▶ [EXERCISE REQUIREMENTS]
a. Repeat the World Cup betting essay word for word, everything from "I’m backing North" down to "not the point.".
b. In the World Cup betting essay, what was North Korea's aggregate score against Mongolia in the qualifiers?
c. Can you pick up the World Cup betting essay after its last sentence and continue writing it?

▶ [SOURCE PASSAGE]
Glen Newey backs North Korea
Are you washing your hands as much as you should? Sure? We’ll come back to that. Meanwhile, as the viewing public is discovering, sufficient unto the day is the World Cup coverage thereof. Wads of cash are already being blown on wagering the outcome – north of £1 billion by British punters alone. The England team’s script is written already, and all that awaits is its pitiful enactment. 'We' grind out a series of low-score stalemates, as in last Saturday’s deadlock with the US, and scrape through to the quarter-finals or more rarely the semis, only to crap out on penalties after another bore draw, this time against a former fascist dictatorship. Vide Italy 1990, France 1998, Germany 2006 etc.
I’m backing North Korea this time, as the lone standard-bearers for utopian socialism left in the tournament. If it’s a big dark red horse you’re after, look no further. In the qualifiers, we humbled the might of Mongolia, 9-2 on aggregate. Sure, it’s looking tough for us, as we’re variously quoted at 1000-1, 1500-1 and 2000-1 to lift the trophy, even after Tuesday’s heroics against favourites Brazil – doubtless a result of the hyper-capitalistic odds-calculation game. Are any of these prices good? Who knows? Certainly a win for Pyongyang looks about as likely as the North and South Korean teams merging to form a gay cabaret troupe touring redneck bars in the Bible Belt. But that’s not the point.
The obvious thing about odds is that they aren’t probabilities. They reflect the behaviour of those who back up their smart or fat-headed hunches with hard corn. So those who sentimentally back England shorten the odds for future mug punters bent on the same acker-nuking bet. It was in keeping that my father, one of the most risk-averse people I’ve met, spent his working life as a bookie. The Yiddish term vigorish (cf. Russian выигрыш, 'profit') names the bookie’s percentage margin over and above a fair book. Your duff punt is my dad’s vigorish is the downpayment on his BMW. That’s why it’s better to bet, or better still, do arbitrage, on Betfair or similar brokerage sites.

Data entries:
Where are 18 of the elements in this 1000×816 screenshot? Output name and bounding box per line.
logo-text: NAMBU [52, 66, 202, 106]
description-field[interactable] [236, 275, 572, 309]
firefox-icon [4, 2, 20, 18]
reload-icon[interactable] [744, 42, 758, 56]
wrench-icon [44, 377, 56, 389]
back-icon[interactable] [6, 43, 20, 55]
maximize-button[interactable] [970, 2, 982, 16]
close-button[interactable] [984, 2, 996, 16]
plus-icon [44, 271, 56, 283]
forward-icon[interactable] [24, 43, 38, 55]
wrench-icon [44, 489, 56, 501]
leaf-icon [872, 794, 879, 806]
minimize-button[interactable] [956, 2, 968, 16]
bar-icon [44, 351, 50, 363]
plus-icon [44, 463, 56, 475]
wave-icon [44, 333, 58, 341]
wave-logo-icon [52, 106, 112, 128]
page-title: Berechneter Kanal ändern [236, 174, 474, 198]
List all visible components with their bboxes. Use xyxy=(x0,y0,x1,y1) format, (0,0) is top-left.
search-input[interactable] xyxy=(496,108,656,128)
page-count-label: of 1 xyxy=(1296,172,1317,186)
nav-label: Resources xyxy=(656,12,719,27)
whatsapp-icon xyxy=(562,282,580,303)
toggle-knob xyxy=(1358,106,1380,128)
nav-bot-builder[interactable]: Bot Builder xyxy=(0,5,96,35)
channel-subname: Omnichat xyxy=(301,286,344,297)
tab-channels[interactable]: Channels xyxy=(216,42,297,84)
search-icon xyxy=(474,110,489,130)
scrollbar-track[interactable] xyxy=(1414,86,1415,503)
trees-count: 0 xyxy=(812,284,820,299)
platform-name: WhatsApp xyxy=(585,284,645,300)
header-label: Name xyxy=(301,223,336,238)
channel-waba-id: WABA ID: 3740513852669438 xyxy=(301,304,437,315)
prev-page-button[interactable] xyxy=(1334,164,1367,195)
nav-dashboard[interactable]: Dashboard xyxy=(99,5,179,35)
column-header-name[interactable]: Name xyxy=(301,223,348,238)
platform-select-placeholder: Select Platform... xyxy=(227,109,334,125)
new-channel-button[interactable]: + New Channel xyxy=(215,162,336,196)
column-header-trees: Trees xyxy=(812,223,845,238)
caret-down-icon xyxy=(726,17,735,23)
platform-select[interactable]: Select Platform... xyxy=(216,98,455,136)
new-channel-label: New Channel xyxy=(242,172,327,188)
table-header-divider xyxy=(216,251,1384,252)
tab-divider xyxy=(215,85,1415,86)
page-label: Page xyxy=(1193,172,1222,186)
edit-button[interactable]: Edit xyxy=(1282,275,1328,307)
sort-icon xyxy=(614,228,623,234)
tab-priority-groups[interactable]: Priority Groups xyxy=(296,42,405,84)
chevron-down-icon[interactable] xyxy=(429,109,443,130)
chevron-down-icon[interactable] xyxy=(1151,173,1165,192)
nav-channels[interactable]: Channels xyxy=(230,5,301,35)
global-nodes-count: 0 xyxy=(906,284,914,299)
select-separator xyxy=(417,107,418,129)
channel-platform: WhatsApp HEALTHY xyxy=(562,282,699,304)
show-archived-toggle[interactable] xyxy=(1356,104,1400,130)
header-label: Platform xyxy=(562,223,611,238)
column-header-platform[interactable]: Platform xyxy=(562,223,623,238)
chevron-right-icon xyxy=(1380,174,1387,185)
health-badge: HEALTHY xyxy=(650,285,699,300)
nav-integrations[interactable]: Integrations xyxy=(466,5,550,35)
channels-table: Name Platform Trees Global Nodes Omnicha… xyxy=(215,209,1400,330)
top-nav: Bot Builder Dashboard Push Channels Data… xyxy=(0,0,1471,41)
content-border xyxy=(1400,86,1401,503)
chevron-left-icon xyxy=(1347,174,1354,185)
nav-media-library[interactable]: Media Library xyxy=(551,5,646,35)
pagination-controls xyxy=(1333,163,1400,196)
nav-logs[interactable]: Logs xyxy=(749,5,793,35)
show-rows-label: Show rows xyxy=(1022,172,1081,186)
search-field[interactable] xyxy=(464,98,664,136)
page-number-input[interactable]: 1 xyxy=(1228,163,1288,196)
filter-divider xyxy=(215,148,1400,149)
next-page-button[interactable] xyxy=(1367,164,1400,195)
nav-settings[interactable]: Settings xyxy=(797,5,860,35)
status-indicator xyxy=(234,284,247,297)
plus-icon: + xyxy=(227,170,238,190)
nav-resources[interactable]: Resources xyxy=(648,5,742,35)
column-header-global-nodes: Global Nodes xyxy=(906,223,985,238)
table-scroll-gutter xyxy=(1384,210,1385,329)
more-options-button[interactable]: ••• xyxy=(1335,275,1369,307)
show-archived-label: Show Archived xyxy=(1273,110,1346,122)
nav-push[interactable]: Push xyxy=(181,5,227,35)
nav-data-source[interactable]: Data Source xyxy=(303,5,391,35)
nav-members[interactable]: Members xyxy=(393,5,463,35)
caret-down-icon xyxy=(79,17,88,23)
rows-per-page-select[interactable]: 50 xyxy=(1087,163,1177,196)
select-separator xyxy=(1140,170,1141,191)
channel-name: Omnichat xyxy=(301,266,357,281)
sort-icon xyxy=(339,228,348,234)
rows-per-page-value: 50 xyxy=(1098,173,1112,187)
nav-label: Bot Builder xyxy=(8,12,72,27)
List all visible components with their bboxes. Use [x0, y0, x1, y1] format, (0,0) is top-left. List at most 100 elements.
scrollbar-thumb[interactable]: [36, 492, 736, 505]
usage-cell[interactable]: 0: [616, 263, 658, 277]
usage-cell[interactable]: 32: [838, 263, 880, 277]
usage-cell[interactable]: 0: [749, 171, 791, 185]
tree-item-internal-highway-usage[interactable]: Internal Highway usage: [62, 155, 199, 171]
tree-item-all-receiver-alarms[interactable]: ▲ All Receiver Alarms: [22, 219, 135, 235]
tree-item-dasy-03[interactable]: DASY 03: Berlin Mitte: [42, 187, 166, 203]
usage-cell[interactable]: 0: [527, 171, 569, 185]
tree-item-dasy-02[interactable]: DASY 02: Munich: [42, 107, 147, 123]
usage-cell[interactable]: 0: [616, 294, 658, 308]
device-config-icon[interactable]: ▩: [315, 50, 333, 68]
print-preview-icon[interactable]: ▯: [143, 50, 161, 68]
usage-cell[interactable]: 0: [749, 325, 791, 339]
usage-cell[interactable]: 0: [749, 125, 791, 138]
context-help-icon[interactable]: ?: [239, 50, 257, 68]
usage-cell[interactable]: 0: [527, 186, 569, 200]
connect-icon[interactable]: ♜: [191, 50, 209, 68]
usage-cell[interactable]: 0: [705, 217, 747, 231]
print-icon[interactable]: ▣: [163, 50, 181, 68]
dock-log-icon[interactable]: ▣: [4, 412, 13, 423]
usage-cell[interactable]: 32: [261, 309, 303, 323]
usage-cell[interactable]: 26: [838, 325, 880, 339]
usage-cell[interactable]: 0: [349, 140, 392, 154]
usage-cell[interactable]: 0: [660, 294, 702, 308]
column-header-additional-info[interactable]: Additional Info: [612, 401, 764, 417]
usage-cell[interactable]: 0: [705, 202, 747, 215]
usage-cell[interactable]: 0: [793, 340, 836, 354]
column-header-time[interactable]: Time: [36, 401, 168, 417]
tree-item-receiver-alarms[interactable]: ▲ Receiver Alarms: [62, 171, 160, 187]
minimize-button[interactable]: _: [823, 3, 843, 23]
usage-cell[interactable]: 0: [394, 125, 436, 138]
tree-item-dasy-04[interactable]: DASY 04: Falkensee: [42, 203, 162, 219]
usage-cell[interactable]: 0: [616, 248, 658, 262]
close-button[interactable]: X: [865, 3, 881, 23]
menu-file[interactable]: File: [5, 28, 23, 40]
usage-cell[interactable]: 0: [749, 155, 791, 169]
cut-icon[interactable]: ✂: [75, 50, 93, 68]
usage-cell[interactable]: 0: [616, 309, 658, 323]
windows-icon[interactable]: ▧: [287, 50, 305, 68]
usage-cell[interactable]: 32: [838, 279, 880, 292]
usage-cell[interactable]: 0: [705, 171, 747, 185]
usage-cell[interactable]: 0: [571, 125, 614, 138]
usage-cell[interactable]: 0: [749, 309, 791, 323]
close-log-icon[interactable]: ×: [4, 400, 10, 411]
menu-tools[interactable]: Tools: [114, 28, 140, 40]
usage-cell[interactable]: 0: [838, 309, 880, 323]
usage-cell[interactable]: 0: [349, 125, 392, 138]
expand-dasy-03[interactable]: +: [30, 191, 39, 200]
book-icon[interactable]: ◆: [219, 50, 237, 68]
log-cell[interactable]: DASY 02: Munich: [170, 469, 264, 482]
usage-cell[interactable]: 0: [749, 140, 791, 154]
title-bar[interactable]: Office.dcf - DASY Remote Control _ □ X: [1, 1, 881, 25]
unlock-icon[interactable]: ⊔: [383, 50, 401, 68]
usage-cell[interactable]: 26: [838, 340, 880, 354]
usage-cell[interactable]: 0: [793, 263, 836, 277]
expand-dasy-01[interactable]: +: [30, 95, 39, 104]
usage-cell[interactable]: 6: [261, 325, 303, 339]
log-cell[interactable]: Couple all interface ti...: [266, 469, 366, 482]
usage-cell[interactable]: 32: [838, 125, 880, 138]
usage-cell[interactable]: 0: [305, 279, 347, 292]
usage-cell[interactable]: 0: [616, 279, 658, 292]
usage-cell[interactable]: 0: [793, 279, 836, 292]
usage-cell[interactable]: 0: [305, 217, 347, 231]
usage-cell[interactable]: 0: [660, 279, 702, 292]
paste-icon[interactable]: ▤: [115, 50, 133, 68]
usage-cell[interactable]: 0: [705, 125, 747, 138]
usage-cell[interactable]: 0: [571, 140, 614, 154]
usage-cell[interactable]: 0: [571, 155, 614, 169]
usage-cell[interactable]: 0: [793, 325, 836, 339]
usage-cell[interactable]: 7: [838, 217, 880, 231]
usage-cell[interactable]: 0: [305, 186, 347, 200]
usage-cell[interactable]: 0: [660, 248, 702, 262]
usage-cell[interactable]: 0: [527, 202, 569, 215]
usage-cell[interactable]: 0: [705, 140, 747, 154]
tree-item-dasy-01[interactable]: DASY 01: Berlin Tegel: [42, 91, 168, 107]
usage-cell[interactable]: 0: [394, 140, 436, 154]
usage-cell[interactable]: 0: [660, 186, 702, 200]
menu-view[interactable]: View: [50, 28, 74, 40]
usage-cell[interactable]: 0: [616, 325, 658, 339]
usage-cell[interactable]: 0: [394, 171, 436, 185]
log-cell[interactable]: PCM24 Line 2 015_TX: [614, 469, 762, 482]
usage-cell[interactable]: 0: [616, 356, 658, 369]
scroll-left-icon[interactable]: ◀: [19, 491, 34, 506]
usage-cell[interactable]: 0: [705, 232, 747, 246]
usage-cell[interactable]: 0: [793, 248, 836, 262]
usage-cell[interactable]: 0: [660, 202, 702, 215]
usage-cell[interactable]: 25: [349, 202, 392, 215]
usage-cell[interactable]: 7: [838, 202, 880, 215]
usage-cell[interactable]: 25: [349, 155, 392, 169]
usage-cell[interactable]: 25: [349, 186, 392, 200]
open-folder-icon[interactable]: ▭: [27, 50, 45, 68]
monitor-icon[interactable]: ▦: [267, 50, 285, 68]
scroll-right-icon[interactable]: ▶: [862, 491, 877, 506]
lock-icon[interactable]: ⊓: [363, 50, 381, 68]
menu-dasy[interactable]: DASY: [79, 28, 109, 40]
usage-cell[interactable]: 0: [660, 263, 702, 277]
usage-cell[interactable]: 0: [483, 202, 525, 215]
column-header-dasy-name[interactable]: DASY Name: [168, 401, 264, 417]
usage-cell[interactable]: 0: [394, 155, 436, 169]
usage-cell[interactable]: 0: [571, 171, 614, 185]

▶ [SOLVED PROBLEMS]
a.
I’m backing North Korea this time, as the lone standard-bearers for utopian socialism left in the tournament. If it’s a big dark red horse you’re after, look no further. In the qualifiers, we humbled the might of Mongolia, 9-2 on aggregate. Sure, it’s looking tough for us, as we’re variously quoted at 1000-1, 1500-1 and 2000-1 to lift the trophy, even after Tuesday’s heroics against favourites Brazil – doubtless a result of the hyper-capitalistic odds-calculation game. Are any of these prices good? Who knows? Certainly a win for Pyongyang looks about as likely as the North and South Korean teams merging to form a gay cabaret troupe touring redneck bars in the Bible Belt. But that’s not the point.

b. 9-2

c.
You don’t need to be a gambler to play for high stakes. The Secret Garden kindergarten in Fife is the country’s first and only fully nomadic outdoor nursery, set in a hilltop wood. The kids get to romp about in paludal mud and freezing fog, roving with bracken spears through the bosky haunts of their distant forebears. In his character-building time there, Attila Newey has dissected pheasants, chanted round campfires, and urinated on a ladybird.
Now the Scottish Executive’s killjoy Care Commission is set to follow Attila’s lead, with the nursery playing the ladybird. In a move straight out of the hack’s health & safety madness meta-narrative, it has ruled that the children have to wash with soap and water rather than anti-bacterial wipes. This means that the nursery staff will have to lug bowsers of water up the hill every day so that their charges can ablute before tucking into lunch or snacks. The Executive argues that the wipes’ anti-bacterial effect can be destroyed if they come into contact with organic matter.
Public heuristics for assessing risk, like gamblers’ systems, are notoriously ramshackle. Microbiologists advising the UK government argue that soap-and-water prophylaxis only works if hands are fully immersed. This is some way from the catlick provided by the Commission in its recent hands-on demo to the nursery of 'best practice'. As with playing the futures markets and damnation in the afterlife, the real level of risk is unknown. It is well known that you’re less likely to be killed by bovine TB than, say, to be sexually assaulted by your fridge – beware that Smeg. But the commissioners have set their face against the wipes, despite the advice of such eminences as Hugh Pennington.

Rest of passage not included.